## TASK OBJECTIVE
Lines containing the word "Extreme" are to be located and copied.

## DATA IN THIS EXERCISE
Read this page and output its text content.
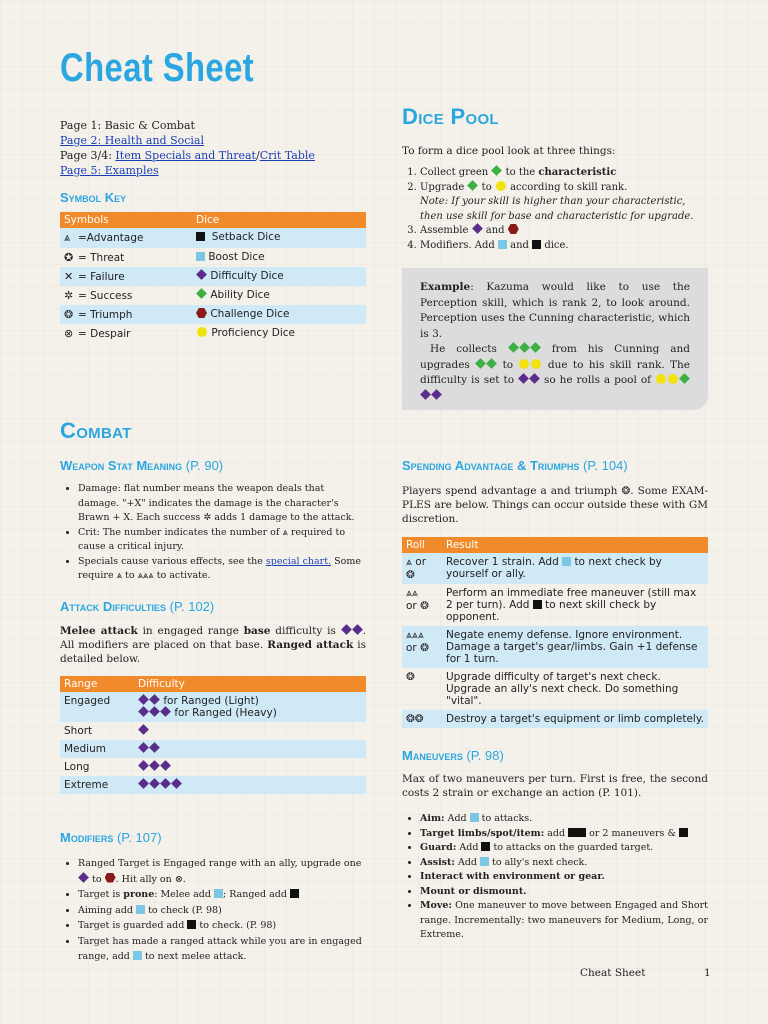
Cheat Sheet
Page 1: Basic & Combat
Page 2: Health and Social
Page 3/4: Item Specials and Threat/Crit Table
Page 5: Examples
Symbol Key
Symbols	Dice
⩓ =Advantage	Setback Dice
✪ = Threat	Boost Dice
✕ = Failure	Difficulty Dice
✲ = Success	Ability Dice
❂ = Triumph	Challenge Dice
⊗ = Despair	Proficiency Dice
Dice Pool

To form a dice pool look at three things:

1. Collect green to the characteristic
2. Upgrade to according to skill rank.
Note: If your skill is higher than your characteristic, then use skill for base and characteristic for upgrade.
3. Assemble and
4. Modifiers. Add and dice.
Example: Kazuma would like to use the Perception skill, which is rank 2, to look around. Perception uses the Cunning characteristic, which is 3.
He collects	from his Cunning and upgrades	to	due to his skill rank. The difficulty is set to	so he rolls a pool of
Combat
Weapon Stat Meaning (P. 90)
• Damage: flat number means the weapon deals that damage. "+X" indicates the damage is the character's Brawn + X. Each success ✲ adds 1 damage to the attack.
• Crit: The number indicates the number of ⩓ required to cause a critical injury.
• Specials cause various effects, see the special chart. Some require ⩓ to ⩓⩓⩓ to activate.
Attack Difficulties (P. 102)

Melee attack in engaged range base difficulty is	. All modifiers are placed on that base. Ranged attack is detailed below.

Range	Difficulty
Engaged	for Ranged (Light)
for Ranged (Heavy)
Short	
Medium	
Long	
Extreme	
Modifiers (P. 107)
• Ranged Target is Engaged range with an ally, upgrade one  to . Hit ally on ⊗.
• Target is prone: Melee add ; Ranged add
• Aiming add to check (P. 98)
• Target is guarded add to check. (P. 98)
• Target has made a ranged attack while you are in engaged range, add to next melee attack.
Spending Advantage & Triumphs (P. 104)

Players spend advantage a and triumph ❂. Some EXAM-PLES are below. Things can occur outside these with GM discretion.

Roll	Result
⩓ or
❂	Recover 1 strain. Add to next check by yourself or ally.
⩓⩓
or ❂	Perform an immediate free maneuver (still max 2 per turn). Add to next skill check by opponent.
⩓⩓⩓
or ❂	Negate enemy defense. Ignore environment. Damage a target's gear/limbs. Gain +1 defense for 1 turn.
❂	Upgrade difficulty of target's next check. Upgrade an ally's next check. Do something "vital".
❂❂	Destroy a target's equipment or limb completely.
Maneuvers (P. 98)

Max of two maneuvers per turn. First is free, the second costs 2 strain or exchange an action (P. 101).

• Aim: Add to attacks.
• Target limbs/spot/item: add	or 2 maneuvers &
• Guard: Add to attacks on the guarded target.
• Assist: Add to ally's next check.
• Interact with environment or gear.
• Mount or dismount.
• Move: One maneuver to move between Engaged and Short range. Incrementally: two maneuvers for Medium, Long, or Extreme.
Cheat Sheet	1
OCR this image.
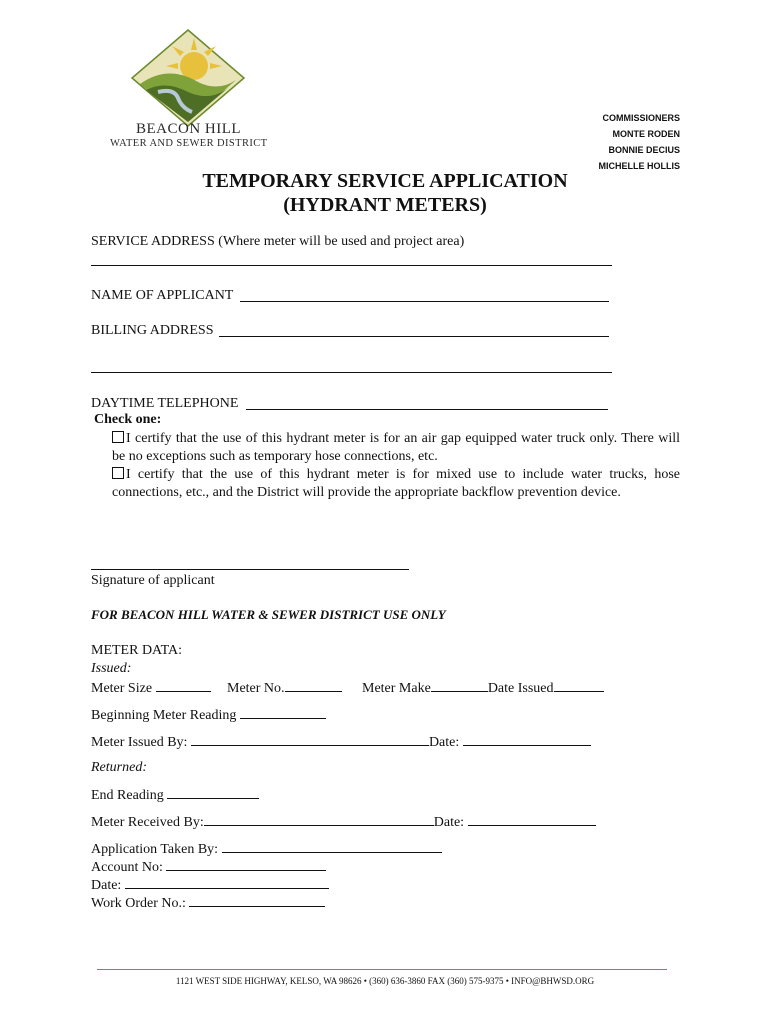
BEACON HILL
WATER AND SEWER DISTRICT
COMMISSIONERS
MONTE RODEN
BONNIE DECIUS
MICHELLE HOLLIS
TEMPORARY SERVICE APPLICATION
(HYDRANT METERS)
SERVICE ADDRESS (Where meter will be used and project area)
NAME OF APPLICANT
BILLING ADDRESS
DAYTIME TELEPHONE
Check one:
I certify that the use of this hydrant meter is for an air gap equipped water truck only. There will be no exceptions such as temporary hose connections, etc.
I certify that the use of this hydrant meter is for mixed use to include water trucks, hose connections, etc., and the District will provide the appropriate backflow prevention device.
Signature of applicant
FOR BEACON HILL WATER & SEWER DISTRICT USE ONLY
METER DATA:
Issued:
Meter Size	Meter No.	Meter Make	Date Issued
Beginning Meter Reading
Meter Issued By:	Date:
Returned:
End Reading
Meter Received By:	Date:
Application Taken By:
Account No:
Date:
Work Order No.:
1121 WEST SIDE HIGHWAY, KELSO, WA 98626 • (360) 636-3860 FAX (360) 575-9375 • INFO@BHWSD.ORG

## THE REPLY
Extreme	
• Move: One maneuver to move between Engaged and Short range. Incrementally: two maneuvers for Medium, Long, or Extreme.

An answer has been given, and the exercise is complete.